Directive – Pick every line from the data that holds the word "Credit".

Supplied records –
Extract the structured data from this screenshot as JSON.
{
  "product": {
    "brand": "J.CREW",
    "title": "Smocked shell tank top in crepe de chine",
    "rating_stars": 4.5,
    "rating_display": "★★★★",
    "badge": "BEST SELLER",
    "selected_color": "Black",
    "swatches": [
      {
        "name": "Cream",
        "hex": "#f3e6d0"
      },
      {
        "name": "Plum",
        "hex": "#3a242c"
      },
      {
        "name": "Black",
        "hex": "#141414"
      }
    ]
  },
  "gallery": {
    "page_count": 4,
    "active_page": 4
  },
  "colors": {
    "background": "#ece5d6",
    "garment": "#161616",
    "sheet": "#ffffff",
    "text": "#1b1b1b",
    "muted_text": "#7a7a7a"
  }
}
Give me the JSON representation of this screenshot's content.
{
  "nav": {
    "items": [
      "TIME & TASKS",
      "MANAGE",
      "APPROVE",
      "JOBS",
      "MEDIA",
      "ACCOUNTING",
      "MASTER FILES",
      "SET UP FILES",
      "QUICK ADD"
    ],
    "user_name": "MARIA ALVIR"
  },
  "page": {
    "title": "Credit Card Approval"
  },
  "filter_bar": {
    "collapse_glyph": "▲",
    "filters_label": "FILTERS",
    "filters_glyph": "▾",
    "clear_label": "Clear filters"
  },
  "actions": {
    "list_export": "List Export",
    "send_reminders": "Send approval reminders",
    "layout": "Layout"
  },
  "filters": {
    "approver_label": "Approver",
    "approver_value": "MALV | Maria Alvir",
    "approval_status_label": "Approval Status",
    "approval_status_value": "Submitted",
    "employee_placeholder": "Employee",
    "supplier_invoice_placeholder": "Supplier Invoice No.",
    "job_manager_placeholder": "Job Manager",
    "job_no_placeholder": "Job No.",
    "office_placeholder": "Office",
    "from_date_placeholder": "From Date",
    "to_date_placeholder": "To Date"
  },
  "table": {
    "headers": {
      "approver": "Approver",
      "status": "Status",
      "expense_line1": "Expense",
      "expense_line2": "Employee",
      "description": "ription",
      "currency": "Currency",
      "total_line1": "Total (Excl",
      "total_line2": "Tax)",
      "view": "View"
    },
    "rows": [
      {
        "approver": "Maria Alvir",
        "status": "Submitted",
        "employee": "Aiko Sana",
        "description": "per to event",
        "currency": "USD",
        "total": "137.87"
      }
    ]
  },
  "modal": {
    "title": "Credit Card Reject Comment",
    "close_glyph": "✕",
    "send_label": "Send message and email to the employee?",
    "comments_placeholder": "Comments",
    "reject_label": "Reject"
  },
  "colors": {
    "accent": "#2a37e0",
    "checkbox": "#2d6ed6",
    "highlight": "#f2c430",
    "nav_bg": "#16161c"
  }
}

Answer for the task –
    "title": "Credit Card Approval"
    "title": "Credit Card Reject Comment",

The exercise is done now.